Given problem:
From the entries below, please gather each line containing the string "them".

Dataset records:
_____

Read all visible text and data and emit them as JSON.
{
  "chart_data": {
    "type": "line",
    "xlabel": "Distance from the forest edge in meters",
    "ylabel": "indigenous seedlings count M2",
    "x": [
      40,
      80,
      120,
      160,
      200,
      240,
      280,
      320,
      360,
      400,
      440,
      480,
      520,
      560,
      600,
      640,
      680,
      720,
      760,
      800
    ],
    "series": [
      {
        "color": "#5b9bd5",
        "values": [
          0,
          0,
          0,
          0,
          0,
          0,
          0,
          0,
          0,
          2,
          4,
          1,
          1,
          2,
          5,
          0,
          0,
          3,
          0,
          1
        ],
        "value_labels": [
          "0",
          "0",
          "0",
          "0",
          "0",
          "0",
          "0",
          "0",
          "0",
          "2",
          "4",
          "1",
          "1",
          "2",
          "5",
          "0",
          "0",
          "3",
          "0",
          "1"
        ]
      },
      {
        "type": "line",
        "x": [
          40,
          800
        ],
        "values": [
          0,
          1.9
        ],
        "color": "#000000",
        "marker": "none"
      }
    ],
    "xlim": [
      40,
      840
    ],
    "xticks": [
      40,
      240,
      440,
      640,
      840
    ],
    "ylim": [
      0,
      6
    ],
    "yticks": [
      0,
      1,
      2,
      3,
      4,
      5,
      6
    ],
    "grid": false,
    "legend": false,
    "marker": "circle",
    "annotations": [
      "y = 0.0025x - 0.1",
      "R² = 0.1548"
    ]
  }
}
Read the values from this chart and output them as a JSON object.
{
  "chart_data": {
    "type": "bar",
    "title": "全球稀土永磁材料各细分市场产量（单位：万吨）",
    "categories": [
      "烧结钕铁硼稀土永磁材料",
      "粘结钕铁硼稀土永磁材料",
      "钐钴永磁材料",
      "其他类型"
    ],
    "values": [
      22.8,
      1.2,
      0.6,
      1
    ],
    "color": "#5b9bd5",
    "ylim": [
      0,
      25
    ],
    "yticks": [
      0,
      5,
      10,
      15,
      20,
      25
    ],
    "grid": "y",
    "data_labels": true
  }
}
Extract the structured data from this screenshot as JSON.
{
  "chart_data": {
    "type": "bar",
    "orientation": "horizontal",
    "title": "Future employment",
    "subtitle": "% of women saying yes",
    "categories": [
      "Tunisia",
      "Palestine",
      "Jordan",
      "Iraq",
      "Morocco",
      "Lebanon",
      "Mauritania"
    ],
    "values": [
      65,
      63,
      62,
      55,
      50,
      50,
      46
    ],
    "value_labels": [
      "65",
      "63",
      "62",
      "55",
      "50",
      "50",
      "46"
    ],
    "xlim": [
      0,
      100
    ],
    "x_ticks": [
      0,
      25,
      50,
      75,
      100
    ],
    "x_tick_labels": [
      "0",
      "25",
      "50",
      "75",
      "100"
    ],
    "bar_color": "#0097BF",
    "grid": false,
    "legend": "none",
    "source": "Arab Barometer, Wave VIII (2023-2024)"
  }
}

_____

Answer to the problem:
Read all visible text and data and emit them as JSON.
Read the values from this chart and output them as a JSON object.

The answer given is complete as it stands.